WHAT IS EXPECTED
Narrow the data below down to the lines containing "размеры".

··· STORED DATA

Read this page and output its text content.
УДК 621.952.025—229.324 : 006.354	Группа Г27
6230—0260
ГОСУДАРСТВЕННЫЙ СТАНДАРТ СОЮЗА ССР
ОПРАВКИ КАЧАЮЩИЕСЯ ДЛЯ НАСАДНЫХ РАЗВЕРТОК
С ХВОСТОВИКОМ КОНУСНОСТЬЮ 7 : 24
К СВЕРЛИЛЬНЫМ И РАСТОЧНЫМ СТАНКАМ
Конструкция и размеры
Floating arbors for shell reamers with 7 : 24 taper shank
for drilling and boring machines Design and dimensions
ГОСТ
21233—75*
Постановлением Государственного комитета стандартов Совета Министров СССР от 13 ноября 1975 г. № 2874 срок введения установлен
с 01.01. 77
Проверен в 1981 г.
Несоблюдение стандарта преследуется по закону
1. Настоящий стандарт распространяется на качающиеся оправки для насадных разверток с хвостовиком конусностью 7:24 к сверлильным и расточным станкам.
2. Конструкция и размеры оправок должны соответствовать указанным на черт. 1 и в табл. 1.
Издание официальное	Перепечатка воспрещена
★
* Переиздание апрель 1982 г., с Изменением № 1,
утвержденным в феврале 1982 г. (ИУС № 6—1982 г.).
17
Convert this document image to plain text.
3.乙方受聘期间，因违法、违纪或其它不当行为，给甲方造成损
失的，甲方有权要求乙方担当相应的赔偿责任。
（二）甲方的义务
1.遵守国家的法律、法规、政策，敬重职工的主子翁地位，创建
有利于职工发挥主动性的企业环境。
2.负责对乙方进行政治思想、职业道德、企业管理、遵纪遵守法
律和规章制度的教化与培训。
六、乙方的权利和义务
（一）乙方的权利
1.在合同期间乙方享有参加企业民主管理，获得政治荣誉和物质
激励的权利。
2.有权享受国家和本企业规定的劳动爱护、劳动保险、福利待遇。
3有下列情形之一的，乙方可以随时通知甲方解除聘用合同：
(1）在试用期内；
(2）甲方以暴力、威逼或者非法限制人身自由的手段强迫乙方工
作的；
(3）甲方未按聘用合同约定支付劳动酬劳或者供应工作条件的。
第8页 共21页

······

RESULT
Конструкция и размеры
2. Конструкция и размеры оправок должны соответствовать указанным на черт. 1 и в табл. 1.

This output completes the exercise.